§ Exercise material
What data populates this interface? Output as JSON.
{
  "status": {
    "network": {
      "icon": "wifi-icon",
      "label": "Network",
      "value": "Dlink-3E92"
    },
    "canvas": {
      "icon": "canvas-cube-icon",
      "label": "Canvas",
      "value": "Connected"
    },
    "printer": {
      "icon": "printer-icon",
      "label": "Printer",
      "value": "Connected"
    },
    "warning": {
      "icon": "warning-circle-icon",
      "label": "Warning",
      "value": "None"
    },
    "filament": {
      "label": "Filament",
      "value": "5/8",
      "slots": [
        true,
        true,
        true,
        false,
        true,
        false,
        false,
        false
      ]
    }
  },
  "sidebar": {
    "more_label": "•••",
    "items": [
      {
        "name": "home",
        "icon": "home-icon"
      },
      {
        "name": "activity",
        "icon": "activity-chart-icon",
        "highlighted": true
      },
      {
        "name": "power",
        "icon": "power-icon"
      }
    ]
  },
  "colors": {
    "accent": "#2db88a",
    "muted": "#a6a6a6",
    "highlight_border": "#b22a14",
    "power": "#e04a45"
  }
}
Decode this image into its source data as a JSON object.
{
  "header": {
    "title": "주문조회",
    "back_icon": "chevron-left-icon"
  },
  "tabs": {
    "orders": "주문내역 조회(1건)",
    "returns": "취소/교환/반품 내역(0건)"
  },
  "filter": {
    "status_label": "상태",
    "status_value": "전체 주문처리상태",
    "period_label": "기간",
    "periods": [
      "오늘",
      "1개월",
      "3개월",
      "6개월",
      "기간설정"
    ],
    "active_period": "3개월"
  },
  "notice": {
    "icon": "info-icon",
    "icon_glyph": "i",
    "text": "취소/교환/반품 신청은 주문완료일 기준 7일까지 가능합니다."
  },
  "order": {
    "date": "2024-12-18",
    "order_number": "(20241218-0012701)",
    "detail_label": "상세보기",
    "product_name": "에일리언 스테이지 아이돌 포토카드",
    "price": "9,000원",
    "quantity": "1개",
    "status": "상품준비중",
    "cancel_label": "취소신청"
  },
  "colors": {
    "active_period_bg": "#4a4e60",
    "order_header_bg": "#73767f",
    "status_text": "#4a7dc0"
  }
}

§ Exercise aim
Copy exactly, word for word, the line with "Decode this image" through the final line of the listing.

§ Full output
Decode this image into its source data as a JSON object.
{
  "header": {
    "title": "주문조회",
    "back_icon": "chevron-left-icon"
  },
  "tabs": {
    "orders": "주문내역 조회(1건)",
    "returns": "취소/교환/반품 내역(0건)"
  },
  "filter": {
    "status_label": "상태",
    "status_value": "전체 주문처리상태",
    "period_label": "기간",
    "periods": [
      "오늘",
      "1개월",
      "3개월",
      "6개월",
      "기간설정"
    ],
    "active_period": "3개월"
  },
  "notice": {
    "icon": "info-icon",
    "icon_glyph": "i",
    "text": "취소/교환/반품 신청은 주문완료일 기준 7일까지 가능합니다."
  },
  "order": {
    "date": "2024-12-18",
    "order_number": "(20241218-0012701)",
    "detail_label": "상세보기",
    "product_name": "에일리언 스테이지 아이돌 포토카드",
    "price": "9,000원",
    "quantity": "1개",
    "status": "상품준비중",
    "cancel_label": "취소신청"
  },
  "colors": {
    "active_period_bg": "#4a4e60",
    "order_header_bg": "#73767f",
    "status_text": "#4a7dc0"
  }
}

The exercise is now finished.